__Directions__:
Report each line of the data that has "hyacinth" somewhere in it.

(Rows from a dataset)
────────────────────────────────────────
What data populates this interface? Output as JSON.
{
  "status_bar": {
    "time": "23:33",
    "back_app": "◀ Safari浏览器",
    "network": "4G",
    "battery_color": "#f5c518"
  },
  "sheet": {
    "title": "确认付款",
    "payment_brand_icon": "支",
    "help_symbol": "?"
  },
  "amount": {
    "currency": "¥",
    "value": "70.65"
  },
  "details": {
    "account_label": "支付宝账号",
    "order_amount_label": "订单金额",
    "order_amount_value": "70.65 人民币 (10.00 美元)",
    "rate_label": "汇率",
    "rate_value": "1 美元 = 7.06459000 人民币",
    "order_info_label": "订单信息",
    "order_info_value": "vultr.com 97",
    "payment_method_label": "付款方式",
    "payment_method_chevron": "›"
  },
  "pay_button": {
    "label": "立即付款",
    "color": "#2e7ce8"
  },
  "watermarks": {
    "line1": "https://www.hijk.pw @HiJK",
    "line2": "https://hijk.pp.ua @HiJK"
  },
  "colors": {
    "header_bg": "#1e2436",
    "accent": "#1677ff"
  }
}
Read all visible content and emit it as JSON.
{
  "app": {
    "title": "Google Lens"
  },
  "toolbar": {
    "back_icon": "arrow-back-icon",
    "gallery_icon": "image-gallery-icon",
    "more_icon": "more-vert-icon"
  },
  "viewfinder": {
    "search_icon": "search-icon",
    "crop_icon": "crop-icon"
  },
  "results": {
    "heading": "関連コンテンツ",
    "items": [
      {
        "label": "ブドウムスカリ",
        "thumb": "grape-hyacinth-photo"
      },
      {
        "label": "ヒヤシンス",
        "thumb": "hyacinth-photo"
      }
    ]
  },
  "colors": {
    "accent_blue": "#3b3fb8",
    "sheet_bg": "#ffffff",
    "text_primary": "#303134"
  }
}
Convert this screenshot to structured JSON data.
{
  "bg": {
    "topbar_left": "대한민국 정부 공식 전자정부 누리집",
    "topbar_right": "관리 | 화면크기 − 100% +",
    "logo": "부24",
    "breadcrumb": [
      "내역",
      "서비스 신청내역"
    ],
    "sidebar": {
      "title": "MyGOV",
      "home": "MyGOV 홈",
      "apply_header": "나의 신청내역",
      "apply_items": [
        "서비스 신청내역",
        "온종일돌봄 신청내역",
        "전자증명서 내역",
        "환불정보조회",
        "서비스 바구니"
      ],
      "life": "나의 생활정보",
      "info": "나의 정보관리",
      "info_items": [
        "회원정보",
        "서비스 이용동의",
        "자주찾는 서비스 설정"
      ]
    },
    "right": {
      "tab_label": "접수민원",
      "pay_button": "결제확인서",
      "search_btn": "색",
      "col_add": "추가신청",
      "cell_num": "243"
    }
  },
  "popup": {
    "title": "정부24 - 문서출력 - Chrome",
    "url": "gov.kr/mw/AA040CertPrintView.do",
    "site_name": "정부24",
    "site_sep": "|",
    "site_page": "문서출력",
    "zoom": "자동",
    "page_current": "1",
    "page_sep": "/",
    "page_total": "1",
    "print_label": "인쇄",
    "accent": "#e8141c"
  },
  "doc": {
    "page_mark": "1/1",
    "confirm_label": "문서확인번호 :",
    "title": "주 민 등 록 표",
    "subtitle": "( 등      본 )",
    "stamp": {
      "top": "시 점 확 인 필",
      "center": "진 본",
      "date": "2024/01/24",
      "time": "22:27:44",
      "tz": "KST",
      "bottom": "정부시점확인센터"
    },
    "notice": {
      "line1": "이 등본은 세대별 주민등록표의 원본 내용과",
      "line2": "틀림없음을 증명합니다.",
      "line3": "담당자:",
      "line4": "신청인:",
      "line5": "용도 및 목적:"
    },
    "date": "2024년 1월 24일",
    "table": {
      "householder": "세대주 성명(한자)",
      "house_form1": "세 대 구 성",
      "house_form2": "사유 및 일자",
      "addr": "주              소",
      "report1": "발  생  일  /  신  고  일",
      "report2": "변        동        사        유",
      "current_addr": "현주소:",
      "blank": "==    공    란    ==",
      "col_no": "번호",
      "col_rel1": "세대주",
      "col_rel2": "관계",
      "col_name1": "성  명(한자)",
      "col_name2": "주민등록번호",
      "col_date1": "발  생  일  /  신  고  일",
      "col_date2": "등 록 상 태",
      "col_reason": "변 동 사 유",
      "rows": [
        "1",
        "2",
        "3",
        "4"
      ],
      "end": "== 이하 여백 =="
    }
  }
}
────────────────────────────────────────
__Exercise result__:
        "thumb": "grape-hyacinth-photo"
        "thumb": "hyacinth-photo"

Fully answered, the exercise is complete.